EXERCISE BRIEF:
Scan the data below and pick out the lines containing the word "text".

— Start TASK INPUT —

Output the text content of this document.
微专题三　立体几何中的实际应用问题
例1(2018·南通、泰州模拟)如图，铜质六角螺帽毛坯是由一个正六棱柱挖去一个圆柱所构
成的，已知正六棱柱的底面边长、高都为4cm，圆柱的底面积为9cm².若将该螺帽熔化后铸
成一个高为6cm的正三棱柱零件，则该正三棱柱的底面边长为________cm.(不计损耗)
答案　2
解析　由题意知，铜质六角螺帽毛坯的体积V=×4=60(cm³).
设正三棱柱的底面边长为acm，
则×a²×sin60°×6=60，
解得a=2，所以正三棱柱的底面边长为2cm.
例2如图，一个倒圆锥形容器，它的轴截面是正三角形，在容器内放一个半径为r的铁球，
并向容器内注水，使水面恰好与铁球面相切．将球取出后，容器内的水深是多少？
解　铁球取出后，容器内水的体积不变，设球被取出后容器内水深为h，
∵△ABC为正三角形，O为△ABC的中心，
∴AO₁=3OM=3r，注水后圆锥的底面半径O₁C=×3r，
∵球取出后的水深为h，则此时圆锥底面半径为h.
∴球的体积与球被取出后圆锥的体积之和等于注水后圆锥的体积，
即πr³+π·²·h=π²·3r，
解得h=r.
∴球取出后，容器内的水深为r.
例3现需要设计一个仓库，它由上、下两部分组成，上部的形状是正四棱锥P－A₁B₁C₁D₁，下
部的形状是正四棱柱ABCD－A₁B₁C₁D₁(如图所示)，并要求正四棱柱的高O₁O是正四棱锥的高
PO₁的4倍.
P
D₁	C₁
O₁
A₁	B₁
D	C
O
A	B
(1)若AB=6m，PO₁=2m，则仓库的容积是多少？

— End TASK INPUT —
— Start TASK INPUT —

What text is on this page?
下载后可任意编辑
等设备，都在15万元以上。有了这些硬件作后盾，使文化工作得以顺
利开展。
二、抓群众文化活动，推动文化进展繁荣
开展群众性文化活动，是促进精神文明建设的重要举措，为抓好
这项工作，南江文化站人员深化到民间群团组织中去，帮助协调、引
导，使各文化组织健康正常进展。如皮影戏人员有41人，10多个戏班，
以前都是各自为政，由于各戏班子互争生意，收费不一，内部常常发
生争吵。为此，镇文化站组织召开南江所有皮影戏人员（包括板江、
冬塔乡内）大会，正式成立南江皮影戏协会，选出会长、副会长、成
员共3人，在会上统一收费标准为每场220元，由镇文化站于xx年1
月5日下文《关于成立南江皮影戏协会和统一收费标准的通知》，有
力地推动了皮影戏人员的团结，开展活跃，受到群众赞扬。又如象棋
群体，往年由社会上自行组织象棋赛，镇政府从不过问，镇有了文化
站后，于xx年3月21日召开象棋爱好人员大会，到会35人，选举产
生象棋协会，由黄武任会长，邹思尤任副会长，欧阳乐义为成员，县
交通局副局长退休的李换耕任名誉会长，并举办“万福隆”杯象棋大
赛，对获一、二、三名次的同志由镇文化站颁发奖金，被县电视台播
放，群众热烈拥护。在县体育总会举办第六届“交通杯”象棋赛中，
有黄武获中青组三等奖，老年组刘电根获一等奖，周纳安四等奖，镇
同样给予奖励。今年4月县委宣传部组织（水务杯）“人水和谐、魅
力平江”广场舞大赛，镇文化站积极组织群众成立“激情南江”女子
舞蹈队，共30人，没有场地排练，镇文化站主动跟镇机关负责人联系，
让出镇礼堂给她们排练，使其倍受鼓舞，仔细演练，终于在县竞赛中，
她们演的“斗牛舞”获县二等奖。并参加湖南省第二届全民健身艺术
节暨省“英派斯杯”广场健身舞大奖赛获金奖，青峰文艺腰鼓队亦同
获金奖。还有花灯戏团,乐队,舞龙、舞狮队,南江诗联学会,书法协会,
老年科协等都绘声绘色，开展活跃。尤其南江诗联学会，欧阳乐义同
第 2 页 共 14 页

— End TASK INPUT —
— Start TASK INPUT —

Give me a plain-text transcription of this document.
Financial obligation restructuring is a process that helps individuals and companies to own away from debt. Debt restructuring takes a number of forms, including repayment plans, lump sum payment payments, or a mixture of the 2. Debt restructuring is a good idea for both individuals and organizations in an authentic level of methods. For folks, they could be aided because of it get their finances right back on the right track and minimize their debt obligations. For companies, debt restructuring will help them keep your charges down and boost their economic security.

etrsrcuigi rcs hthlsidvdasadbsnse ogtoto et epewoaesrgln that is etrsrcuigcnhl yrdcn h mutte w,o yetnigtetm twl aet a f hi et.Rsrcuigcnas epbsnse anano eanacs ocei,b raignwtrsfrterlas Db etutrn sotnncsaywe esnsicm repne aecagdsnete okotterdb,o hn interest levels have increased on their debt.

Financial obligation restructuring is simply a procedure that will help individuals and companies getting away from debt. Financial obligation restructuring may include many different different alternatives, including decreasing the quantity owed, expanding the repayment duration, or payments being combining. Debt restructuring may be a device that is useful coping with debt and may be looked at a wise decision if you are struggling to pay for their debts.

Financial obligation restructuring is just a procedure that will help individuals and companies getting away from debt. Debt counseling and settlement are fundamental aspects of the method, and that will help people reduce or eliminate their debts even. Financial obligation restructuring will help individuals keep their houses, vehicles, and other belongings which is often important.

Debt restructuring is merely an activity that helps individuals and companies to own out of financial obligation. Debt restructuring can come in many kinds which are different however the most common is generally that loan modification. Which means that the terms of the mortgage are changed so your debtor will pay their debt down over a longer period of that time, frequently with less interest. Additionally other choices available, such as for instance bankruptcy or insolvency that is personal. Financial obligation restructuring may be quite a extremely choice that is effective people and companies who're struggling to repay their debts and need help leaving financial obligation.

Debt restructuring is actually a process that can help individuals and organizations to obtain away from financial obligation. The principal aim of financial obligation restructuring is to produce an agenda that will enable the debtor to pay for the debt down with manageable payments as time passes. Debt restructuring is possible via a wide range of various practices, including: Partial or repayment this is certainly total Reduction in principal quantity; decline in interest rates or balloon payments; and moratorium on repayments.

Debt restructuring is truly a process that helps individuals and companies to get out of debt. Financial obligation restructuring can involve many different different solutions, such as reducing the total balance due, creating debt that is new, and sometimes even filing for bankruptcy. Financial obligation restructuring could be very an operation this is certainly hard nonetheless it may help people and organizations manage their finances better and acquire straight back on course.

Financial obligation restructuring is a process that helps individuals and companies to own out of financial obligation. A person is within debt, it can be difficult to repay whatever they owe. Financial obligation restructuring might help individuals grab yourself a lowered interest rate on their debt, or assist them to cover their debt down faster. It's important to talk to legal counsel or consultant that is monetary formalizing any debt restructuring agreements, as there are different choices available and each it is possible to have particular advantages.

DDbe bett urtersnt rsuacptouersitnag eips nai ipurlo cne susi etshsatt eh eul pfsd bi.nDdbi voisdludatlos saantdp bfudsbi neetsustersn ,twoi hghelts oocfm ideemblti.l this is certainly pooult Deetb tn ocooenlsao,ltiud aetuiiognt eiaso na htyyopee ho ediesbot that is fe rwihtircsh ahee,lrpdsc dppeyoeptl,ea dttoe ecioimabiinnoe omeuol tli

— End TASK INPUT —

FULL RESPONSE:
Output the text content of this document.
What text is on this page?
Give me a plain-text transcription of this document.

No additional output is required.